## Goal
Return all of the entries exactly, with nothing added or left out.

## Dataset excerpt
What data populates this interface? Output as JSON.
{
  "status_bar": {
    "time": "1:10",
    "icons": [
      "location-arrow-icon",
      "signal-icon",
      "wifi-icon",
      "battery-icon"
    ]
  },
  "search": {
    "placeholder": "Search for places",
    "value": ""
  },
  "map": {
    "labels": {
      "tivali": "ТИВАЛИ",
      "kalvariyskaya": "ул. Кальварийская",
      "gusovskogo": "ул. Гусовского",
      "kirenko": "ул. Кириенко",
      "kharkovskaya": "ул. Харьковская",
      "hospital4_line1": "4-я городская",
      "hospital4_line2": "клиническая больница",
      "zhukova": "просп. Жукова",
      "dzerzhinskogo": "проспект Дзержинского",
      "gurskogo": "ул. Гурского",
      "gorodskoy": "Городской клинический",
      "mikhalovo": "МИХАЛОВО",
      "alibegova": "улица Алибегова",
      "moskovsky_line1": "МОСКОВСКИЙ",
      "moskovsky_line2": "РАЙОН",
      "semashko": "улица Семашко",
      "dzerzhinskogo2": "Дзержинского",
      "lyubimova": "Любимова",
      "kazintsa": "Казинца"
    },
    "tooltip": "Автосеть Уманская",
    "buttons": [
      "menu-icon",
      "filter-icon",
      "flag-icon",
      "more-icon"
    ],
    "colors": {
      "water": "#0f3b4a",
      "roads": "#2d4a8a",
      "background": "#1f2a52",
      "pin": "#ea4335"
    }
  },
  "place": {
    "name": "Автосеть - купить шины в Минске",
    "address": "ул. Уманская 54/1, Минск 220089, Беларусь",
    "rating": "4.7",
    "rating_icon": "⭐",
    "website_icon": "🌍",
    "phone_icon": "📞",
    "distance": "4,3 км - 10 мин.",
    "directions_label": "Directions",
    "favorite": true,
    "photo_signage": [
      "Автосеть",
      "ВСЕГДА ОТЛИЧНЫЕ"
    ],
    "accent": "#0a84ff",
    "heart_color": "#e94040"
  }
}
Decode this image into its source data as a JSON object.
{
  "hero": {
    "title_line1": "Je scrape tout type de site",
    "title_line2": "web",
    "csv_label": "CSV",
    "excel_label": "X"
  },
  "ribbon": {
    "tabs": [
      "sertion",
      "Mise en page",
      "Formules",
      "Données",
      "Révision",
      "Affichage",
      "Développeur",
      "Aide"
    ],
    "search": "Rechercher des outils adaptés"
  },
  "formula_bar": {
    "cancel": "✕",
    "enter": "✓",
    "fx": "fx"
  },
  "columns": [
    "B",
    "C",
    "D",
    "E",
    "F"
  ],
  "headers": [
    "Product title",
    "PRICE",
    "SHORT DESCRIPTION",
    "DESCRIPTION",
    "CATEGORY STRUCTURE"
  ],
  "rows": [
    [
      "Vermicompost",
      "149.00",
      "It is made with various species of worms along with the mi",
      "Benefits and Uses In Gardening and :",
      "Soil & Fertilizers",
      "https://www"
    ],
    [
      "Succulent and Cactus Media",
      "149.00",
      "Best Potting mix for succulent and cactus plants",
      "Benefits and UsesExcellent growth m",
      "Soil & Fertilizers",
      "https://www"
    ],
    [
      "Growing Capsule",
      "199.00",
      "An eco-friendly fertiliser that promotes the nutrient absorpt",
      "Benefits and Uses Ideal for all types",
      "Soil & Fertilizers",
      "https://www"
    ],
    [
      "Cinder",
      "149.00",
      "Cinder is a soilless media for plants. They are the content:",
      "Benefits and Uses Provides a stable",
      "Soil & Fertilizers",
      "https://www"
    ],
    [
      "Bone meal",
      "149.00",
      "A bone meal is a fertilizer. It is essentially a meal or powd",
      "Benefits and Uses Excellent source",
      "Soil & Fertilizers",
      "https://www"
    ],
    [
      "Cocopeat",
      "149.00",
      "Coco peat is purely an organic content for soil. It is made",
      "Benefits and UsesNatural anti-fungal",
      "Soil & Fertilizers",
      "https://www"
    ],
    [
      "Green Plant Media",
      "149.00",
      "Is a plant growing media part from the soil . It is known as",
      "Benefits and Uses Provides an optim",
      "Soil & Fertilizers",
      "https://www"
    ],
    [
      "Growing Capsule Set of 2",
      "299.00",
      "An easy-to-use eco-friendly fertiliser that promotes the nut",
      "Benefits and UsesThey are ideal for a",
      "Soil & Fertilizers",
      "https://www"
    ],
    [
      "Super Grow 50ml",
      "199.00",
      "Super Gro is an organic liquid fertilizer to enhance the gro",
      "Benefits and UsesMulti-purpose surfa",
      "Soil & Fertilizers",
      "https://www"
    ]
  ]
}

## Solution for this exercise
What data populates this interface? Output as JSON.
{
  "status_bar": {
    "time": "1:10",
    "icons": [
      "location-arrow-icon",
      "signal-icon",
      "wifi-icon",
      "battery-icon"
    ]
  },
  "search": {
    "placeholder": "Search for places",
    "value": ""
  },
  "map": {
    "labels": {
      "tivali": "ТИВАЛИ",
      "kalvariyskaya": "ул. Кальварийская",
      "gusovskogo": "ул. Гусовского",
      "kirenko": "ул. Кириенко",
      "kharkovskaya": "ул. Харьковская",
      "hospital4_line1": "4-я городская",
      "hospital4_line2": "клиническая больница",
      "zhukova": "просп. Жукова",
      "dzerzhinskogo": "проспект Дзержинского",
      "gurskogo": "ул. Гурского",
      "gorodskoy": "Городской клинический",
      "mikhalovo": "МИХАЛОВО",
      "alibegova": "улица Алибегова",
      "moskovsky_line1": "МОСКОВСКИЙ",
      "moskovsky_line2": "РАЙОН",
      "semashko": "улица Семашко",
      "dzerzhinskogo2": "Дзержинского",
      "lyubimova": "Любимова",
      "kazintsa": "Казинца"
    },
    "tooltip": "Автосеть Уманская",
    "buttons": [
      "menu-icon",
      "filter-icon",
      "flag-icon",
      "more-icon"
    ],
    "colors": {
      "water": "#0f3b4a",
      "roads": "#2d4a8a",
      "background": "#1f2a52",
      "pin": "#ea4335"
    }
  },
  "place": {
    "name": "Автосеть - купить шины в Минске",
    "address": "ул. Уманская 54/1, Минск 220089, Беларусь",
    "rating": "4.7",
    "rating_icon": "⭐",
    "website_icon": "🌍",
    "phone_icon": "📞",
    "distance": "4,3 км - 10 мин.",
    "directions_label": "Directions",
    "favorite": true,
    "photo_signage": [
      "Автосеть",
      "ВСЕГДА ОТЛИЧНЫЕ"
    ],
    "accent": "#0a84ff",
    "heart_color": "#e94040"
  }
}
Decode this image into its source data as a JSON object.
{
  "hero": {
    "title_line1": "Je scrape tout type de site",
    "title_line2": "web",
    "csv_label": "CSV",
    "excel_label": "X"
  },
  "ribbon": {
    "tabs": [
      "sertion",
      "Mise en page",
      "Formules",
      "Données",
      "Révision",
      "Affichage",
      "Développeur",
      "Aide"
    ],
    "search": "Rechercher des outils adaptés"
  },
  "formula_bar": {
    "cancel": "✕",
    "enter": "✓",
    "fx": "fx"
  },
  "columns": [
    "B",
    "C",
    "D",
    "E",
    "F"
  ],
  "headers": [
    "Product title",
    "PRICE",
    "SHORT DESCRIPTION",
    "DESCRIPTION",
    "CATEGORY STRUCTURE"
  ],
  "rows": [
    [
      "Vermicompost",
      "149.00",
      "It is made with various species of worms along with the mi",
      "Benefits and Uses In Gardening and :",
      "Soil & Fertilizers",
      "https://www"
    ],
    [
      "Succulent and Cactus Media",
      "149.00",
      "Best Potting mix for succulent and cactus plants",
      "Benefits and UsesExcellent growth m",
      "Soil & Fertilizers",
      "https://www"
    ],
    [
      "Growing Capsule",
      "199.00",
      "An eco-friendly fertiliser that promotes the nutrient absorpt",
      "Benefits and Uses Ideal for all types",
      "Soil & Fertilizers",
      "https://www"
    ],
    [
      "Cinder",
      "149.00",
      "Cinder is a soilless media for plants. They are the content:",
      "Benefits and Uses Provides a stable",
      "Soil & Fertilizers",
      "https://www"
    ],
    [
      "Bone meal",
      "149.00",
      "A bone meal is a fertilizer. It is essentially a meal or powd",
      "Benefits and Uses Excellent source",
      "Soil & Fertilizers",
      "https://www"
    ],
    [
      "Cocopeat",
      "149.00",
      "Coco peat is purely an organic content for soil. It is made",
      "Benefits and UsesNatural anti-fungal",
      "Soil & Fertilizers",
      "https://www"
    ],
    [
      "Green Plant Media",
      "149.00",
      "Is a plant growing media part from the soil . It is known as",
      "Benefits and Uses Provides an optim",
      "Soil & Fertilizers",
      "https://www"
    ],
    [
      "Growing Capsule Set of 2",
      "299.00",
      "An easy-to-use eco-friendly fertiliser that promotes the nut",
      "Benefits and UsesThey are ideal for a",
      "Soil & Fertilizers",
      "https://www"
    ],
    [
      "Super Grow 50ml",
      "199.00",
      "Super Gro is an organic liquid fertilizer to enhance the gro",
      "Benefits and UsesMulti-purpose surfa",
      "Soil & Fertilizers",
      "https://www"
    ]
  ]
}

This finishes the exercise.